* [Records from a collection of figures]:
....

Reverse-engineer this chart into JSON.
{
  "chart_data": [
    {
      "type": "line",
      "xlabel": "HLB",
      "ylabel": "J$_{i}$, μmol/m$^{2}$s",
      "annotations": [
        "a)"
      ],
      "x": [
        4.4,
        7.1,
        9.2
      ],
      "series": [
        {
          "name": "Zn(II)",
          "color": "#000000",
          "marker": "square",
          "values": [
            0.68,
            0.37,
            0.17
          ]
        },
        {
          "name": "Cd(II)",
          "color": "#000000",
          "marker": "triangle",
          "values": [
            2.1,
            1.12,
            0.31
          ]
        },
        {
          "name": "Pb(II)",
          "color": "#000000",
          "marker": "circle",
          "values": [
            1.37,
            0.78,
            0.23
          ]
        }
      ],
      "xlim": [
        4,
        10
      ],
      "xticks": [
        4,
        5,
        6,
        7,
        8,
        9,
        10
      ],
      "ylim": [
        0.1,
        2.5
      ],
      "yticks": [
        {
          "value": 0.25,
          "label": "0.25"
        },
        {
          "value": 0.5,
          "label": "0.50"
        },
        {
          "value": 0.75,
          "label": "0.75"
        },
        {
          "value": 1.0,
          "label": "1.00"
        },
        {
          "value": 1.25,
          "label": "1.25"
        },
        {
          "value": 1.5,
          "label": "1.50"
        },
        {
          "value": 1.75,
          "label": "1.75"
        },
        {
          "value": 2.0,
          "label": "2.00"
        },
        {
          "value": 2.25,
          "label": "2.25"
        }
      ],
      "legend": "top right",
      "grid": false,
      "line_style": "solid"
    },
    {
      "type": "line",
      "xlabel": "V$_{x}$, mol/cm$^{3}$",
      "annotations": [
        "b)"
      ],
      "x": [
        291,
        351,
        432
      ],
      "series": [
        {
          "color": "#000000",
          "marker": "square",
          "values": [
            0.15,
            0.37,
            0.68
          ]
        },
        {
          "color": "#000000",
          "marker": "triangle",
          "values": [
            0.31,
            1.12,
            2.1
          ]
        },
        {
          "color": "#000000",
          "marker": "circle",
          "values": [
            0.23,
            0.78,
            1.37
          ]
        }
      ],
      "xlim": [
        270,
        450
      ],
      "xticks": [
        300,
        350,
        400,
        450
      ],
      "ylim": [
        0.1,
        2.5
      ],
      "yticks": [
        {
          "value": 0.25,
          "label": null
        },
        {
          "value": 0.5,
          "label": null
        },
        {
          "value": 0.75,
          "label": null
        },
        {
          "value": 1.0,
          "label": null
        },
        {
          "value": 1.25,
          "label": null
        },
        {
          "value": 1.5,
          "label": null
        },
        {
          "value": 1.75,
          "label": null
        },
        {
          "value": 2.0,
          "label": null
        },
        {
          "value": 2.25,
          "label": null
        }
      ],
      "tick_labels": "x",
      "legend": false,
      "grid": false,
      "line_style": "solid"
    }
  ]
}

....

* [Stated problem]:
All of the material above needs to be copied exactly.

* [Answer to the exercise]:
Reverse-engineer this chart into JSON.
{
  "chart_data": [
    {
      "type": "line",
      "xlabel": "HLB",
      "ylabel": "J$_{i}$, μmol/m$^{2}$s",
      "annotations": [
        "a)"
      ],
      "x": [
        4.4,
        7.1,
        9.2
      ],
      "series": [
        {
          "name": "Zn(II)",
          "color": "#000000",
          "marker": "square",
          "values": [
            0.68,
            0.37,
            0.17
          ]
        },
        {
          "name": "Cd(II)",
          "color": "#000000",
          "marker": "triangle",
          "values": [
            2.1,
            1.12,
            0.31
          ]
        },
        {
          "name": "Pb(II)",
          "color": "#000000",
          "marker": "circle",
          "values": [
            1.37,
            0.78,
            0.23
          ]
        }
      ],
      "xlim": [
        4,
        10
      ],
      "xticks": [
        4,
        5,
        6,
        7,
        8,
        9,
        10
      ],
      "ylim": [
        0.1,
        2.5
      ],
      "yticks": [
        {
          "value": 0.25,
          "label": "0.25"
        },
        {
          "value": 0.5,
          "label": "0.50"
        },
        {
          "value": 0.75,
          "label": "0.75"
        },
        {
          "value": 1.0,
          "label": "1.00"
        },
        {
          "value": 1.25,
          "label": "1.25"
        },
        {
          "value": 1.5,
          "label": "1.50"
        },
        {
          "value": 1.75,
          "label": "1.75"
        },
        {
          "value": 2.0,
          "label": "2.00"
        },
        {
          "value": 2.25,
          "label": "2.25"
        }
      ],
      "legend": "top right",
      "grid": false,
      "line_style": "solid"
    },
    {
      "type": "line",
      "xlabel": "V$_{x}$, mol/cm$^{3}$",
      "annotations": [
        "b)"
      ],
      "x": [
        291,
        351,
        432
      ],
      "series": [
        {
          "color": "#000000",
          "marker": "square",
          "values": [
            0.15,
            0.37,
            0.68
          ]
        },
        {
          "color": "#000000",
          "marker": "triangle",
          "values": [
            0.31,
            1.12,
            2.1
          ]
        },
        {
          "color": "#000000",
          "marker": "circle",
          "values": [
            0.23,
            0.78,
            1.37
          ]
        }
      ],
      "xlim": [
        270,
        450
      ],
      "xticks": [
        300,
        350,
        400,
        450
      ],
      "ylim": [
        0.1,
        2.5
      ],
      "yticks": [
        {
          "value": 0.25,
          "label": null
        },
        {
          "value": 0.5,
          "label": null
        },
        {
          "value": 0.75,
          "label": null
        },
        {
          "value": 1.0,
          "label": null
        },
        {
          "value": 1.25,
          "label": null
        },
        {
          "value": 1.5,
          "label": null
        },
        {
          "value": 1.75,
          "label": null
        },
        {
          "value": 2.0,
          "label": null
        },
        {
          "value": 2.25,
          "label": null
        }
      ],
      "tick_labels": "x",
      "legend": false,
      "grid": false,
      "line_style": "solid"
    }
  ]
}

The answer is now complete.